====== Input data ======

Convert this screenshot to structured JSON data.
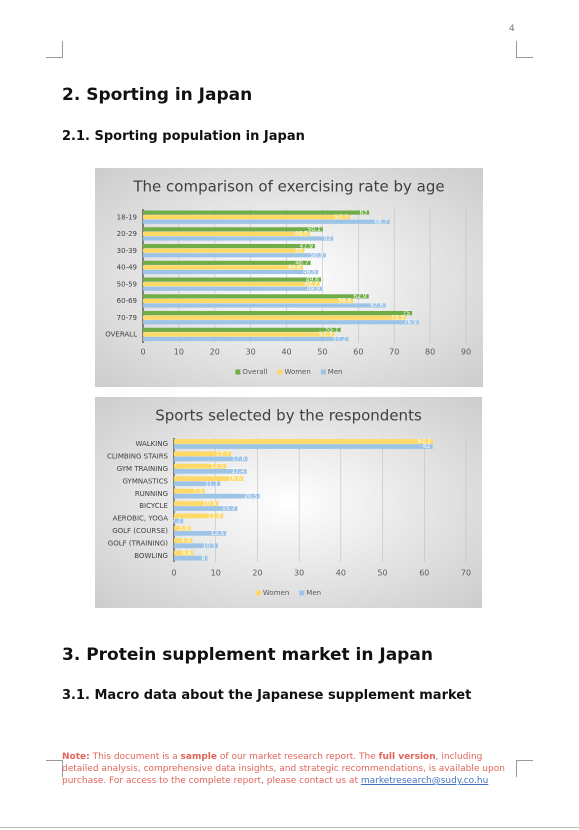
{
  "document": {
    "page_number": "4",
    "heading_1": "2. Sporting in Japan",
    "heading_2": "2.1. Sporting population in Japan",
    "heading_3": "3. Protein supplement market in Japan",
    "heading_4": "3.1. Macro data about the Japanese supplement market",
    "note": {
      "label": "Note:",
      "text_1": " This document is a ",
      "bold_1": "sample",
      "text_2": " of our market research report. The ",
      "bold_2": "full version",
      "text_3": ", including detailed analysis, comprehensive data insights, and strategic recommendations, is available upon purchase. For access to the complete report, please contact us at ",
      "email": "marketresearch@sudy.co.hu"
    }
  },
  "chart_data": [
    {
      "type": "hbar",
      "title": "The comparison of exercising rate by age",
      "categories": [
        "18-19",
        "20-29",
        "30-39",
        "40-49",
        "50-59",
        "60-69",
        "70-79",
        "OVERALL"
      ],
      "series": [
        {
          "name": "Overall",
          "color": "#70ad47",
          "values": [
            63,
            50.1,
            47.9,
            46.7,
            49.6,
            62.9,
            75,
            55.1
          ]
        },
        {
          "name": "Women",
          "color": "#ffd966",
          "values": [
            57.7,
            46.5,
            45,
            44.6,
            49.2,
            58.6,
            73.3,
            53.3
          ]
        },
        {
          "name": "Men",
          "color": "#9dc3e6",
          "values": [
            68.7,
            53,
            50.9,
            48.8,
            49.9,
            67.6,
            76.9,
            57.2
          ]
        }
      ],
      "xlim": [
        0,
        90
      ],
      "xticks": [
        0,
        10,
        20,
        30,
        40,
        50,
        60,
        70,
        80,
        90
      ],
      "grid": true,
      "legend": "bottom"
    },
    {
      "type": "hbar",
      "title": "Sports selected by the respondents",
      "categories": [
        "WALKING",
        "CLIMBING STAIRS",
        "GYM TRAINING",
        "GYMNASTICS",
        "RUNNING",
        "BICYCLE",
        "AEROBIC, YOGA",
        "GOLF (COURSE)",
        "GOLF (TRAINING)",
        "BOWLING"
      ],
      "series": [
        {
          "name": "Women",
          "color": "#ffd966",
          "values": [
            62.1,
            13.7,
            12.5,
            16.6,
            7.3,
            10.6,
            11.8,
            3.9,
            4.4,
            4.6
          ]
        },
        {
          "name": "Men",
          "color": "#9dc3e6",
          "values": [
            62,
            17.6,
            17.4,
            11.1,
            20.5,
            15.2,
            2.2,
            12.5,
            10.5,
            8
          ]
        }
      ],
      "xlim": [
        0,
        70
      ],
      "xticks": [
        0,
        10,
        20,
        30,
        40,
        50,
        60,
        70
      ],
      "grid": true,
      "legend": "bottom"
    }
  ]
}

======

■ Your instructions
Start to finish, write out the data above exactly, omitting all pictures.

■ Answer to this problem
Convert this screenshot to structured JSON data.
{
  "document": {
    "page_number": "4",
    "heading_1": "2. Sporting in Japan",
    "heading_2": "2.1. Sporting population in Japan",
    "heading_3": "3. Protein supplement market in Japan",
    "heading_4": "3.1. Macro data about the Japanese supplement market",
    "note": {
      "label": "Note:",
      "text_1": " This document is a ",
      "bold_1": "sample",
      "text_2": " of our market research report. The ",
      "bold_2": "full version",
      "text_3": ", including detailed analysis, comprehensive data insights, and strategic recommendations, is available upon purchase. For access to the complete report, please contact us at ",
      "email": "marketresearch@sudy.co.hu"
    }
  },
  "chart_data": [
    {
      "type": "hbar",
      "title": "The comparison of exercising rate by age",
      "categories": [
        "18-19",
        "20-29",
        "30-39",
        "40-49",
        "50-59",
        "60-69",
        "70-79",
        "OVERALL"
      ],
      "series": [
        {
          "name": "Overall",
          "color": "#70ad47",
          "values": [
            63,
            50.1,
            47.9,
            46.7,
            49.6,
            62.9,
            75,
            55.1
          ]
        },
        {
          "name": "Women",
          "color": "#ffd966",
          "values": [
            57.7,
            46.5,
            45,
            44.6,
            49.2,
            58.6,
            73.3,
            53.3
          ]
        },
        {
          "name": "Men",
          "color": "#9dc3e6",
          "values": [
            68.7,
            53,
            50.9,
            48.8,
            49.9,
            67.6,
            76.9,
            57.2
          ]
        }
      ],
      "xlim": [
        0,
        90
      ],
      "xticks": [
        0,
        10,
        20,
        30,
        40,
        50,
        60,
        70,
        80,
        90
      ],
      "grid": true,
      "legend": "bottom"
    },
    {
      "type": "hbar",
      "title": "Sports selected by the respondents",
      "categories": [
        "WALKING",
        "CLIMBING STAIRS",
        "GYM TRAINING",
        "GYMNASTICS",
        "RUNNING",
        "BICYCLE",
        "AEROBIC, YOGA",
        "GOLF (COURSE)",
        "GOLF (TRAINING)",
        "BOWLING"
      ],
      "series": [
        {
          "name": "Women",
          "color": "#ffd966",
          "values": [
            62.1,
            13.7,
            12.5,
            16.6,
            7.3,
            10.6,
            11.8,
            3.9,
            4.4,
            4.6
          ]
        },
        {
          "name": "Men",
          "color": "#9dc3e6",
          "values": [
            62,
            17.6,
            17.4,
            11.1,
            20.5,
            15.2,
            2.2,
            12.5,
            10.5,
            8
          ]
        }
      ],
      "xlim": [
        0,
        70
      ],
      "xticks": [
        0,
        10,
        20,
        30,
        40,
        50,
        60,
        70
      ],
      "grid": true,
      "legend": "bottom"
    }
  ]
}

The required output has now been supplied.